++++ DATASET EXCERPTS

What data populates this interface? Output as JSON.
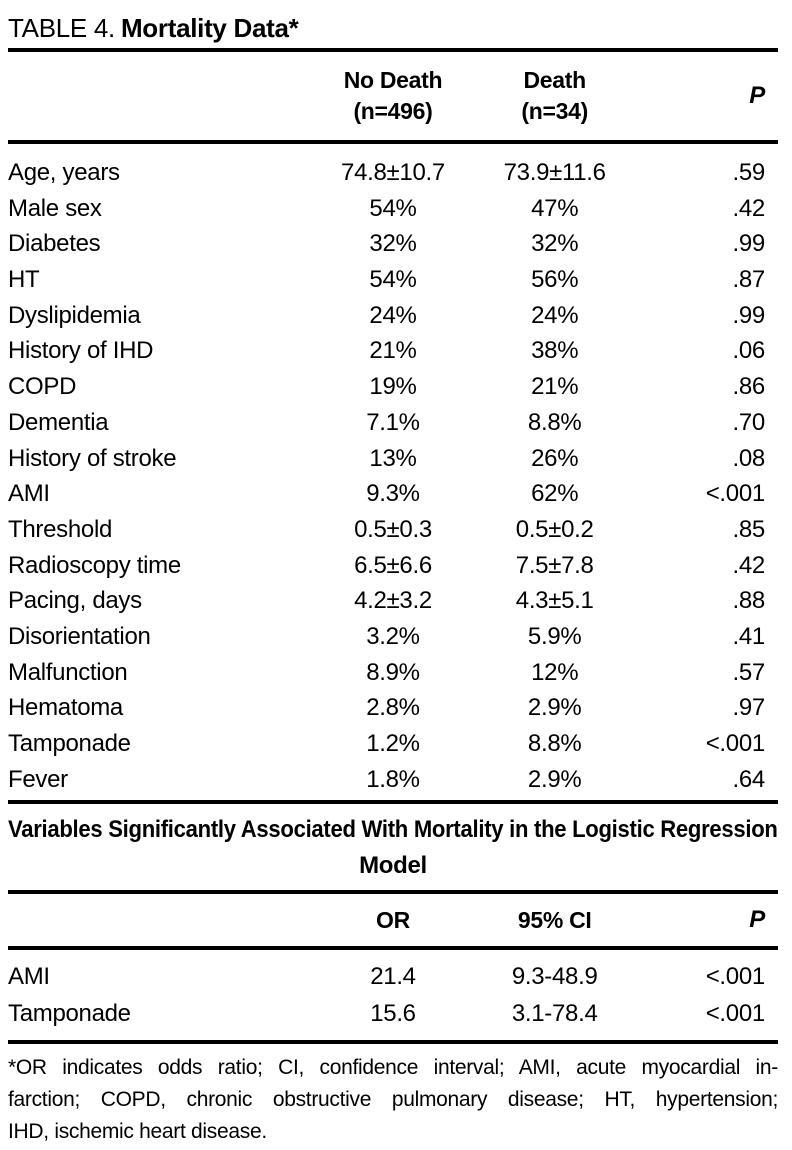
{
  "header": {
    "label": "TABLE 4.",
    "title": "Mortality Data*"
  },
  "table1": {
    "col_group1": {
      "line1": "No Death",
      "line2": "(n=496)"
    },
    "col_group2": {
      "line1": "Death",
      "line2": "(n=34)"
    },
    "p_label": "P",
    "rows": [
      {
        "label": "Age, years",
        "no_death": "74.8±10.7",
        "death": "73.9±11.6",
        "p": ".59"
      },
      {
        "label": "Male sex",
        "no_death": "54%",
        "death": "47%",
        "p": ".42"
      },
      {
        "label": "Diabetes",
        "no_death": "32%",
        "death": "32%",
        "p": ".99"
      },
      {
        "label": "HT",
        "no_death": "54%",
        "death": "56%",
        "p": ".87"
      },
      {
        "label": "Dyslipidemia",
        "no_death": "24%",
        "death": "24%",
        "p": ".99"
      },
      {
        "label": "History of IHD",
        "no_death": "21%",
        "death": "38%",
        "p": ".06"
      },
      {
        "label": "COPD",
        "no_death": "19%",
        "death": "21%",
        "p": ".86"
      },
      {
        "label": "Dementia",
        "no_death": "7.1%",
        "death": "8.8%",
        "p": ".70"
      },
      {
        "label": "History of stroke",
        "no_death": "13%",
        "death": "26%",
        "p": ".08"
      },
      {
        "label": "AMI",
        "no_death": "9.3%",
        "death": "62%",
        "p": "<.001"
      },
      {
        "label": "Threshold",
        "no_death": "0.5±0.3",
        "death": "0.5±0.2",
        "p": ".85"
      },
      {
        "label": "Radioscopy time",
        "no_death": "6.5±6.6",
        "death": "7.5±7.8",
        "p": ".42"
      },
      {
        "label": "Pacing, days",
        "no_death": "4.2±3.2",
        "death": "4.3±5.1",
        "p": ".88"
      },
      {
        "label": "Disorientation",
        "no_death": "3.2%",
        "death": "5.9%",
        "p": ".41"
      },
      {
        "label": "Malfunction",
        "no_death": "8.9%",
        "death": "12%",
        "p": ".57"
      },
      {
        "label": "Hematoma",
        "no_death": "2.8%",
        "death": "2.9%",
        "p": ".97"
      },
      {
        "label": "Tamponade",
        "no_death": "1.2%",
        "death": "8.8%",
        "p": "<.001"
      },
      {
        "label": "Fever",
        "no_death": "1.8%",
        "death": "2.9%",
        "p": ".64"
      }
    ]
  },
  "section": {
    "title_line1": "Variables Significantly Associated With Mortality in the Logistic Regression",
    "title_line2": "Model"
  },
  "table2": {
    "or_label": "OR",
    "ci_label": "95% CI",
    "p_label": "P",
    "rows": [
      {
        "label": "AMI",
        "or": "21.4",
        "ci": "9.3-48.9",
        "p": "<.001"
      },
      {
        "label": "Tamponade",
        "or": "15.6",
        "ci": "3.1-78.4",
        "p": "<.001"
      }
    ]
  },
  "footnote": {
    "lines": [
      "*OR indicates odds ratio; CI, confidence interval; AMI, acute myocardial in-",
      "farction; COPD, chronic obstructive pulmonary disease; HT, hypertension;",
      "IHD, ischemic heart disease."
    ]
  }
}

++++++++

§ **THE TASK**
In your copy, repeat each record exactly and include no pictures.

§ **WRITTEN SOLUTION**
What data populates this interface? Output as JSON.
{
  "header": {
    "label": "TABLE 4.",
    "title": "Mortality Data*"
  },
  "table1": {
    "col_group1": {
      "line1": "No Death",
      "line2": "(n=496)"
    },
    "col_group2": {
      "line1": "Death",
      "line2": "(n=34)"
    },
    "p_label": "P",
    "rows": [
      {
        "label": "Age, years",
        "no_death": "74.8±10.7",
        "death": "73.9±11.6",
        "p": ".59"
      },
      {
        "label": "Male sex",
        "no_death": "54%",
        "death": "47%",
        "p": ".42"
      },
      {
        "label": "Diabetes",
        "no_death": "32%",
        "death": "32%",
        "p": ".99"
      },
      {
        "label": "HT",
        "no_death": "54%",
        "death": "56%",
        "p": ".87"
      },
      {
        "label": "Dyslipidemia",
        "no_death": "24%",
        "death": "24%",
        "p": ".99"
      },
      {
        "label": "History of IHD",
        "no_death": "21%",
        "death": "38%",
        "p": ".06"
      },
      {
        "label": "COPD",
        "no_death": "19%",
        "death": "21%",
        "p": ".86"
      },
      {
        "label": "Dementia",
        "no_death": "7.1%",
        "death": "8.8%",
        "p": ".70"
      },
      {
        "label": "History of stroke",
        "no_death": "13%",
        "death": "26%",
        "p": ".08"
      },
      {
        "label": "AMI",
        "no_death": "9.3%",
        "death": "62%",
        "p": "<.001"
      },
      {
        "label": "Threshold",
        "no_death": "0.5±0.3",
        "death": "0.5±0.2",
        "p": ".85"
      },
      {
        "label": "Radioscopy time",
        "no_death": "6.5±6.6",
        "death": "7.5±7.8",
        "p": ".42"
      },
      {
        "label": "Pacing, days",
        "no_death": "4.2±3.2",
        "death": "4.3±5.1",
        "p": ".88"
      },
      {
        "label": "Disorientation",
        "no_death": "3.2%",
        "death": "5.9%",
        "p": ".41"
      },
      {
        "label": "Malfunction",
        "no_death": "8.9%",
        "death": "12%",
        "p": ".57"
      },
      {
        "label": "Hematoma",
        "no_death": "2.8%",
        "death": "2.9%",
        "p": ".97"
      },
      {
        "label": "Tamponade",
        "no_death": "1.2%",
        "death": "8.8%",
        "p": "<.001"
      },
      {
        "label": "Fever",
        "no_death": "1.8%",
        "death": "2.9%",
        "p": ".64"
      }
    ]
  },
  "section": {
    "title_line1": "Variables Significantly Associated With Mortality in the Logistic Regression",
    "title_line2": "Model"
  },
  "table2": {
    "or_label": "OR",
    "ci_label": "95% CI",
    "p_label": "P",
    "rows": [
      {
        "label": "AMI",
        "or": "21.4",
        "ci": "9.3-48.9",
        "p": "<.001"
      },
      {
        "label": "Tamponade",
        "or": "15.6",
        "ci": "3.1-78.4",
        "p": "<.001"
      }
    ]
  },
  "footnote": {
    "lines": [
      "*OR indicates odds ratio; CI, confidence interval; AMI, acute myocardial in-",
      "farction; COPD, chronic obstructive pulmonary disease; HT, hypertension;",
      "IHD, ischemic heart disease."
    ]
  }
}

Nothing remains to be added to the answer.